Start of PROVIDED DATA

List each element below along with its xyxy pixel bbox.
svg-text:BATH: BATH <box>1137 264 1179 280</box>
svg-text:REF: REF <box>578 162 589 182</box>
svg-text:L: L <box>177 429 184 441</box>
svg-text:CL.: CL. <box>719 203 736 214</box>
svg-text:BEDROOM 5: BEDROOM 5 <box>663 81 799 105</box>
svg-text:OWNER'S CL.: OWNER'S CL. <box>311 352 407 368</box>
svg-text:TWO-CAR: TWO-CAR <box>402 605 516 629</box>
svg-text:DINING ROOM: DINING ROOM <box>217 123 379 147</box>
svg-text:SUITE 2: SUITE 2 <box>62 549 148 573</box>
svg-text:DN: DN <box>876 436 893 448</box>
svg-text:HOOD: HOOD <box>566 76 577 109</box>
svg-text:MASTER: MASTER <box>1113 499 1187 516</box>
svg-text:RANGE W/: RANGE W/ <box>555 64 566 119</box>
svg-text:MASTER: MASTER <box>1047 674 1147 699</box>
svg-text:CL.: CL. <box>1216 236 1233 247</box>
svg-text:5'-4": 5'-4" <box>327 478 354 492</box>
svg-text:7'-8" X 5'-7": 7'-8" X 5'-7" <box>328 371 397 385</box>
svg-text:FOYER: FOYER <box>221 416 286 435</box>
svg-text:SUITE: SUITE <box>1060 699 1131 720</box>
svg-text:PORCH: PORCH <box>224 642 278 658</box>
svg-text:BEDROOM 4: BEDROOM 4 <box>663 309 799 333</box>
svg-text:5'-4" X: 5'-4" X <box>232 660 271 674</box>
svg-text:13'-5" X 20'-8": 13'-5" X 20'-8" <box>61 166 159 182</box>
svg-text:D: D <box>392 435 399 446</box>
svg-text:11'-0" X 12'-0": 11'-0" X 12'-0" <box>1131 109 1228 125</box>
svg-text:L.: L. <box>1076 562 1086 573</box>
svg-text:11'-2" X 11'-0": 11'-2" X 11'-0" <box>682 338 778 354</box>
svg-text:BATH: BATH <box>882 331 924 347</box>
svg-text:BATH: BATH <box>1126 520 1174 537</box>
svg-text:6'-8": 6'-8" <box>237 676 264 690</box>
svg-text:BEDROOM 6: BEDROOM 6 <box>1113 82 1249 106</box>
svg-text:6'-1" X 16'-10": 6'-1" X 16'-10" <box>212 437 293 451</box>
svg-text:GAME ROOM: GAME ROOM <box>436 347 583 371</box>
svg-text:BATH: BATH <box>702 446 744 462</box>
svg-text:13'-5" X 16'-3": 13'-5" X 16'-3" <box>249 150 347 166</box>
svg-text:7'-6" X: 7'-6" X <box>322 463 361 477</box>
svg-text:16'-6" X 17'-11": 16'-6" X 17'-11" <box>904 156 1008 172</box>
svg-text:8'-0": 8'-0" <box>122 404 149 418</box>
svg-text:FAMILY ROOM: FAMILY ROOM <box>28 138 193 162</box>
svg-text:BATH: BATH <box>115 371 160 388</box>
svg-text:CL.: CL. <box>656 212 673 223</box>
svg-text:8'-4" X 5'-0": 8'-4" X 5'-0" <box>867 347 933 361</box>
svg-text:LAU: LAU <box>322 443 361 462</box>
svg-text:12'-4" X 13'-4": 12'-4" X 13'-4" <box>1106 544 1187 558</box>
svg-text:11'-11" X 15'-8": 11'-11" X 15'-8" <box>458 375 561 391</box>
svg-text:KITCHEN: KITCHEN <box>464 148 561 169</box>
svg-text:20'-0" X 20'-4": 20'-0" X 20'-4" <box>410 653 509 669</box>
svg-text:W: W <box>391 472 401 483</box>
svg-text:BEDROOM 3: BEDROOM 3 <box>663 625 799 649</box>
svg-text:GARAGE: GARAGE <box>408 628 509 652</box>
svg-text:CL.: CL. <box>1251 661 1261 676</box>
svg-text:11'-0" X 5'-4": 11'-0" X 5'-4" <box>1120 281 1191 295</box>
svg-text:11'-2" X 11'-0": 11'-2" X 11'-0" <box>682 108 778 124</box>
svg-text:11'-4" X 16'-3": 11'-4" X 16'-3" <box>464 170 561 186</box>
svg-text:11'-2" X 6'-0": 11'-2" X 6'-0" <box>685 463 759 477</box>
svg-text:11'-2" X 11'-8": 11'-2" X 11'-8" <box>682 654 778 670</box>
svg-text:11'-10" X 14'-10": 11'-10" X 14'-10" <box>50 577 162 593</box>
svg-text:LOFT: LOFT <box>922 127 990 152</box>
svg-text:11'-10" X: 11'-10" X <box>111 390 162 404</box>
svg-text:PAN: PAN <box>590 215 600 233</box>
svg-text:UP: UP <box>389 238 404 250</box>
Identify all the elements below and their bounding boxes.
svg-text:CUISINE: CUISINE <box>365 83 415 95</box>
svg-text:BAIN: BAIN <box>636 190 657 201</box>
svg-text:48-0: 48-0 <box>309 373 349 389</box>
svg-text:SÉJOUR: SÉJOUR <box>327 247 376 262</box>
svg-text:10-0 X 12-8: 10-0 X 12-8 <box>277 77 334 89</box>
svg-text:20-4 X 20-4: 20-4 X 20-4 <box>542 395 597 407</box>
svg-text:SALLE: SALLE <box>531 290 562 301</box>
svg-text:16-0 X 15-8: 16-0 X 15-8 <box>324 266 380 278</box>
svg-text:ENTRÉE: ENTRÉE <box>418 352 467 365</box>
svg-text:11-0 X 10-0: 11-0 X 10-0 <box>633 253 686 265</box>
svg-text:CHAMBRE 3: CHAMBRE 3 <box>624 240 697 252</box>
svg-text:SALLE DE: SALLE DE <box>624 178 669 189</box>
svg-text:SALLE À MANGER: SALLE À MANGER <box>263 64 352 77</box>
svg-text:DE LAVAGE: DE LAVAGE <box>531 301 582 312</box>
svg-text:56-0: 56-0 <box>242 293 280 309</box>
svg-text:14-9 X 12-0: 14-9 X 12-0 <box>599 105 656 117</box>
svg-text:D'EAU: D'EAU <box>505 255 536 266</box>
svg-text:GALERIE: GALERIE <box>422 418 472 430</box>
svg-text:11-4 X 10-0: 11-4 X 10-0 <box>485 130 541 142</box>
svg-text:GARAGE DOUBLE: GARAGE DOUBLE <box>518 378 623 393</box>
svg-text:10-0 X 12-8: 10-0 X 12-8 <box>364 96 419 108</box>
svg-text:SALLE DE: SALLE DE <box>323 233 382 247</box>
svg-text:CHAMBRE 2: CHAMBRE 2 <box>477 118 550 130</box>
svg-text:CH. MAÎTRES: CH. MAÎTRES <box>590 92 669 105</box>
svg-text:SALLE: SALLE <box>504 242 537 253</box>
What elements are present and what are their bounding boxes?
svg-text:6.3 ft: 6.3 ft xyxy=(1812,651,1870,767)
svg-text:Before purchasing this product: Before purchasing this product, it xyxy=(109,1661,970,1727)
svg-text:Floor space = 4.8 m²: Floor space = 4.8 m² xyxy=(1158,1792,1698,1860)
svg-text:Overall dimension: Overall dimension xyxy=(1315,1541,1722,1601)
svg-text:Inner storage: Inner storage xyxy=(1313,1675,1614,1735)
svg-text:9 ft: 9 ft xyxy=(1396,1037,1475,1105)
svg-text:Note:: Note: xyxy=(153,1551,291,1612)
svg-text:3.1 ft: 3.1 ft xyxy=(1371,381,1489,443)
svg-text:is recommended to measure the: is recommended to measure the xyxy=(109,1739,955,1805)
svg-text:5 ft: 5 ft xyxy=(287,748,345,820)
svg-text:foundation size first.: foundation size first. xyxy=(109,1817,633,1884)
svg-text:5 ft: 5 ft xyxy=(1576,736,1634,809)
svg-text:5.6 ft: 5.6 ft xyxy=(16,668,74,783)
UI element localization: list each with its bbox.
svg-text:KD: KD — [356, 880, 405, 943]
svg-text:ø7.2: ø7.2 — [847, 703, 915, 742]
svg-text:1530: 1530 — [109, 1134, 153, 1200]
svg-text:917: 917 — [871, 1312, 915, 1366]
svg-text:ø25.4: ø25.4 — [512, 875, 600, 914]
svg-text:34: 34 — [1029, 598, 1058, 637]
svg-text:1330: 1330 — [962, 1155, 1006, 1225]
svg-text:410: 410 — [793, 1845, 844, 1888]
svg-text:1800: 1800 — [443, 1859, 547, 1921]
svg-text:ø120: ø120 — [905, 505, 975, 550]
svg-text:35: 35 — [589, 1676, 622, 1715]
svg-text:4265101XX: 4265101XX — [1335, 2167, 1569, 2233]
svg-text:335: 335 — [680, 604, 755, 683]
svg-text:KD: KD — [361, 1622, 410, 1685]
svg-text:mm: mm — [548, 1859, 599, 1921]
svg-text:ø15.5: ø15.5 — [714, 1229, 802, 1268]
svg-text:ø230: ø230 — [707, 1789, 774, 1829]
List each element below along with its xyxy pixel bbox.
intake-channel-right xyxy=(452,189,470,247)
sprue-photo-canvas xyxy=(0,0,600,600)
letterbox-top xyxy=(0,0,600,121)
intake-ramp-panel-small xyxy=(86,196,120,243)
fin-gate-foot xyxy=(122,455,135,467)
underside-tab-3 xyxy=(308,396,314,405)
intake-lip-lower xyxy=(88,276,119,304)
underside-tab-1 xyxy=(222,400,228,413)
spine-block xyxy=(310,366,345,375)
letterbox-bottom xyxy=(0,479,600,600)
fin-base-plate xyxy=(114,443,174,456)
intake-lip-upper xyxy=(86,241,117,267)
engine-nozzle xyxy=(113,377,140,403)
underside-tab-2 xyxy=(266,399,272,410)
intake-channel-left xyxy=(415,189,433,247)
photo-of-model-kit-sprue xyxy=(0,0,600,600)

End of PROVIDED DATA

▸ EXERCISE AIM
Reproduce, line for line, the part of the listing that opens with the very first line and closes with the line containing "svg-text:OWNER'S CL.: OWNER'S", both ends included.

▸ ANSWER TO THIS PROBLEM
List each element below along with its xyxy pixel bbox.
svg-text:BATH: BATH <box>1137 264 1179 280</box>
svg-text:REF: REF <box>578 162 589 182</box>
svg-text:L: L <box>177 429 184 441</box>
svg-text:CL.: CL. <box>719 203 736 214</box>
svg-text:BEDROOM 5: BEDROOM 5 <box>663 81 799 105</box>
svg-text:OWNER'S CL.: OWNER'S CL. <box>311 352 407 368</box>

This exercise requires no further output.